*Task instructions*
Each record must be retyped in full. No character may differ.

[Figure collection entries]
■ ■ ■ ■ ■ ■ ■

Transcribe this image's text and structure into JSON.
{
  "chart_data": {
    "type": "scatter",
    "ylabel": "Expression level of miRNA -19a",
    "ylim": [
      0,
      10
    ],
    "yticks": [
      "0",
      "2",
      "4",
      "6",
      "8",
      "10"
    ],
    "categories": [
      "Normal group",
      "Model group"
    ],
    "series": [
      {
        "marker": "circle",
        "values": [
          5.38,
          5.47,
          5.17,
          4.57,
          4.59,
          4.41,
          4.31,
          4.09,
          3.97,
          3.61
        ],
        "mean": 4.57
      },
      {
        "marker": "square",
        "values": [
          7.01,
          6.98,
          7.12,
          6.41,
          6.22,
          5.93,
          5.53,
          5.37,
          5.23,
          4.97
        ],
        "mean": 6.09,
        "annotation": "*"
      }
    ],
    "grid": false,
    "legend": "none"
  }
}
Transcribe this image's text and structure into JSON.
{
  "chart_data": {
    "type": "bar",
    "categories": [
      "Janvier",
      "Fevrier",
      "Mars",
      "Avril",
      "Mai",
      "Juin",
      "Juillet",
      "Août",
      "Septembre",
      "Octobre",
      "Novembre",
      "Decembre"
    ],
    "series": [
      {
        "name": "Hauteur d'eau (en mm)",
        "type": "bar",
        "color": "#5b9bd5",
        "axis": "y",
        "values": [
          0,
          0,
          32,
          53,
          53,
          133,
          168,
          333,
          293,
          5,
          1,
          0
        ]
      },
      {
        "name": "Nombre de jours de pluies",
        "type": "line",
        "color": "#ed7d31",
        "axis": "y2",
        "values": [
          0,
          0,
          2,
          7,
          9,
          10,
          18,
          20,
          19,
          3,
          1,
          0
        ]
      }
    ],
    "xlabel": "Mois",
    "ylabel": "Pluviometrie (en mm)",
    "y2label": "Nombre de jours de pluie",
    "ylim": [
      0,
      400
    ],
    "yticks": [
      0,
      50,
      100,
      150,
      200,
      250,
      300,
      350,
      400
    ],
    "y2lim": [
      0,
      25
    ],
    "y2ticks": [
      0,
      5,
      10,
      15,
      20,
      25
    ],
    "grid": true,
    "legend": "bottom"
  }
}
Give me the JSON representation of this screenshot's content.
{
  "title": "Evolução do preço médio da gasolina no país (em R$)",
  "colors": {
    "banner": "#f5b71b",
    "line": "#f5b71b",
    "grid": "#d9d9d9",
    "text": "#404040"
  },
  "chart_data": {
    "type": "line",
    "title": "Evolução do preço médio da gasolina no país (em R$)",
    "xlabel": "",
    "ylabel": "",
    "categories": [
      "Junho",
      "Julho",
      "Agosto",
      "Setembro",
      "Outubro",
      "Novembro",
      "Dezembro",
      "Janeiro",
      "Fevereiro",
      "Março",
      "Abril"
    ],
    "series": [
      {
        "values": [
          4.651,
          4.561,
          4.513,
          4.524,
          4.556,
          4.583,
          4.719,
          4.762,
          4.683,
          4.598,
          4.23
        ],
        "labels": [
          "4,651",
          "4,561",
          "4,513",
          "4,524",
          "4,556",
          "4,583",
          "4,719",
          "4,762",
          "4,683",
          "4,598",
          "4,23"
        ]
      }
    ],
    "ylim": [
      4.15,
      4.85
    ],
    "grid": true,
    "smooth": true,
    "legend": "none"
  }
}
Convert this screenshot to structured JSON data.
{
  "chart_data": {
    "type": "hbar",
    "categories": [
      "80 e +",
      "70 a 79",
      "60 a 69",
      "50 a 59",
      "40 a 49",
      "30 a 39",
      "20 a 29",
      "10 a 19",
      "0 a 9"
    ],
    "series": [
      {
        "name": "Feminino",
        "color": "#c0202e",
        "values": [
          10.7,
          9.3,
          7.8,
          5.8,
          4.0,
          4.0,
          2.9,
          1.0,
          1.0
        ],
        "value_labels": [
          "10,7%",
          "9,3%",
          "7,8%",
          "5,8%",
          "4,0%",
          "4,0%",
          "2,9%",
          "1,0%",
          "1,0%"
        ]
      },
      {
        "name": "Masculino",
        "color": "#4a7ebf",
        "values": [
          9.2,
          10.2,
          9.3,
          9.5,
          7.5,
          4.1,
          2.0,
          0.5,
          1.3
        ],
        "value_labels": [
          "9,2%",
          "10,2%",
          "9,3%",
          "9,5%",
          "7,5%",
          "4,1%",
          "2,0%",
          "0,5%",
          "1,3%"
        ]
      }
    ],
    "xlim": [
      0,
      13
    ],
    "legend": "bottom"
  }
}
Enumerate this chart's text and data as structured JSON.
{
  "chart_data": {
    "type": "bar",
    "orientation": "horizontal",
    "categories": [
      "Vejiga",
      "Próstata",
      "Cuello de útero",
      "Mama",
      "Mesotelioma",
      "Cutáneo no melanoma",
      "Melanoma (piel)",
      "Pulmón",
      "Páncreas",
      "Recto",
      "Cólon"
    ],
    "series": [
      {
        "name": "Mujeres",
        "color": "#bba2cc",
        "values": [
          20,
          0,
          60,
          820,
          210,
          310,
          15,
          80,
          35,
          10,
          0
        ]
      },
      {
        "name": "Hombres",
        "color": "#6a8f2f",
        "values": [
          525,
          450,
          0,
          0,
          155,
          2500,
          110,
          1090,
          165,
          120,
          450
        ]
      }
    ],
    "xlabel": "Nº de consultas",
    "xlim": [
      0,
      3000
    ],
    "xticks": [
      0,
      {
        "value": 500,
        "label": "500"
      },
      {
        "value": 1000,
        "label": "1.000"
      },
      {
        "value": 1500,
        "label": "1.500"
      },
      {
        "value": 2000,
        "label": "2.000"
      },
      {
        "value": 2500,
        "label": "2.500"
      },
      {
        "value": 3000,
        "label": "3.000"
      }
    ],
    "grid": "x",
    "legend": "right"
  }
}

■ ■ ■ ■ ■ ■ ■

*Solution for this problem*
Transcribe this image's text and structure into JSON.
{
  "chart_data": {
    "type": "scatter",
    "ylabel": "Expression level of miRNA -19a",
    "ylim": [
      0,
      10
    ],
    "yticks": [
      "0",
      "2",
      "4",
      "6",
      "8",
      "10"
    ],
    "categories": [
      "Normal group",
      "Model group"
    ],
    "series": [
      {
        "marker": "circle",
        "values": [
          5.38,
          5.47,
          5.17,
          4.57,
          4.59,
          4.41,
          4.31,
          4.09,
          3.97,
          3.61
        ],
        "mean": 4.57
      },
      {
        "marker": "square",
        "values": [
          7.01,
          6.98,
          7.12,
          6.41,
          6.22,
          5.93,
          5.53,
          5.37,
          5.23,
          4.97
        ],
        "mean": 6.09,
        "annotation": "*"
      }
    ],
    "grid": false,
    "legend": "none"
  }
}
Transcribe this image's text and structure into JSON.
{
  "chart_data": {
    "type": "bar",
    "categories": [
      "Janvier",
      "Fevrier",
      "Mars",
      "Avril",
      "Mai",
      "Juin",
      "Juillet",
      "Août",
      "Septembre",
      "Octobre",
      "Novembre",
      "Decembre"
    ],
    "series": [
      {
        "name": "Hauteur d'eau (en mm)",
        "type": "bar",
        "color": "#5b9bd5",
        "axis": "y",
        "values": [
          0,
          0,
          32,
          53,
          53,
          133,
          168,
          333,
          293,
          5,
          1,
          0
        ]
      },
      {
        "name": "Nombre de jours de pluies",
        "type": "line",
        "color": "#ed7d31",
        "axis": "y2",
        "values": [
          0,
          0,
          2,
          7,
          9,
          10,
          18,
          20,
          19,
          3,
          1,
          0
        ]
      }
    ],
    "xlabel": "Mois",
    "ylabel": "Pluviometrie (en mm)",
    "y2label": "Nombre de jours de pluie",
    "ylim": [
      0,
      400
    ],
    "yticks": [
      0,
      50,
      100,
      150,
      200,
      250,
      300,
      350,
      400
    ],
    "y2lim": [
      0,
      25
    ],
    "y2ticks": [
      0,
      5,
      10,
      15,
      20,
      25
    ],
    "grid": true,
    "legend": "bottom"
  }
}
Give me the JSON representation of this screenshot's content.
{
  "title": "Evolução do preço médio da gasolina no país (em R$)",
  "colors": {
    "banner": "#f5b71b",
    "line": "#f5b71b",
    "grid": "#d9d9d9",
    "text": "#404040"
  },
  "chart_data": {
    "type": "line",
    "title": "Evolução do preço médio da gasolina no país (em R$)",
    "xlabel": "",
    "ylabel": "",
    "categories": [
      "Junho",
      "Julho",
      "Agosto",
      "Setembro",
      "Outubro",
      "Novembro",
      "Dezembro",
      "Janeiro",
      "Fevereiro",
      "Março",
      "Abril"
    ],
    "series": [
      {
        "values": [
          4.651,
          4.561,
          4.513,
          4.524,
          4.556,
          4.583,
          4.719,
          4.762,
          4.683,
          4.598,
          4.23
        ],
        "labels": [
          "4,651",
          "4,561",
          "4,513",
          "4,524",
          "4,556",
          "4,583",
          "4,719",
          "4,762",
          "4,683",
          "4,598",
          "4,23"
        ]
      }
    ],
    "ylim": [
      4.15,
      4.85
    ],
    "grid": true,
    "smooth": true,
    "legend": "none"
  }
}
Convert this screenshot to structured JSON data.
{
  "chart_data": {
    "type": "hbar",
    "categories": [
      "80 e +",
      "70 a 79",
      "60 a 69",
      "50 a 59",
      "40 a 49",
      "30 a 39",
      "20 a 29",
      "10 a 19",
      "0 a 9"
    ],
    "series": [
      {
        "name": "Feminino",
        "color": "#c0202e",
        "values": [
          10.7,
          9.3,
          7.8,
          5.8,
          4.0,
          4.0,
          2.9,
          1.0,
          1.0
        ],
        "value_labels": [
          "10,7%",
          "9,3%",
          "7,8%",
          "5,8%",
          "4,0%",
          "4,0%",
          "2,9%",
          "1,0%",
          "1,0%"
        ]
      },
      {
        "name": "Masculino",
        "color": "#4a7ebf",
        "values": [
          9.2,
          10.2,
          9.3,
          9.5,
          7.5,
          4.1,
          2.0,
          0.5,
          1.3
        ],
        "value_labels": [
          "9,2%",
          "10,2%",
          "9,3%",
          "9,5%",
          "7,5%",
          "4,1%",
          "2,0%",
          "0,5%",
          "1,3%"
        ]
      }
    ],
    "xlim": [
      0,
      13
    ],
    "legend": "bottom"
  }
}
Enumerate this chart's text and data as structured JSON.
{
  "chart_data": {
    "type": "bar",
    "orientation": "horizontal",
    "categories": [
      "Vejiga",
      "Próstata",
      "Cuello de útero",
      "Mama",
      "Mesotelioma",
      "Cutáneo no melanoma",
      "Melanoma (piel)",
      "Pulmón",
      "Páncreas",
      "Recto",
      "Cólon"
    ],
    "series": [
      {
        "name": "Mujeres",
        "color": "#bba2cc",
        "values": [
          20,
          0,
          60,
          820,
          210,
          310,
          15,
          80,
          35,
          10,
          0
        ]
      },
      {
        "name": "Hombres",
        "color": "#6a8f2f",
        "values": [
          525,
          450,
          0,
          0,
          155,
          2500,
          110,
          1090,
          165,
          120,
          450
        ]
      }
    ],
    "xlabel": "Nº de consultas",
    "xlim": [
      0,
      3000
    ],
    "xticks": [
      0,
      {
        "value": 500,
        "label": "500"
      },
      {
        "value": 1000,
        "label": "1.000"
      },
      {
        "value": 1500,
        "label": "1.500"
      },
      {
        "value": 2000,
        "label": "2.000"
      },
      {
        "value": 2500,
        "label": "2.500"
      },
      {
        "value": 3000,
        "label": "3.000"
      }
    ],
    "grid": "x",
    "legend": "right"
  }
}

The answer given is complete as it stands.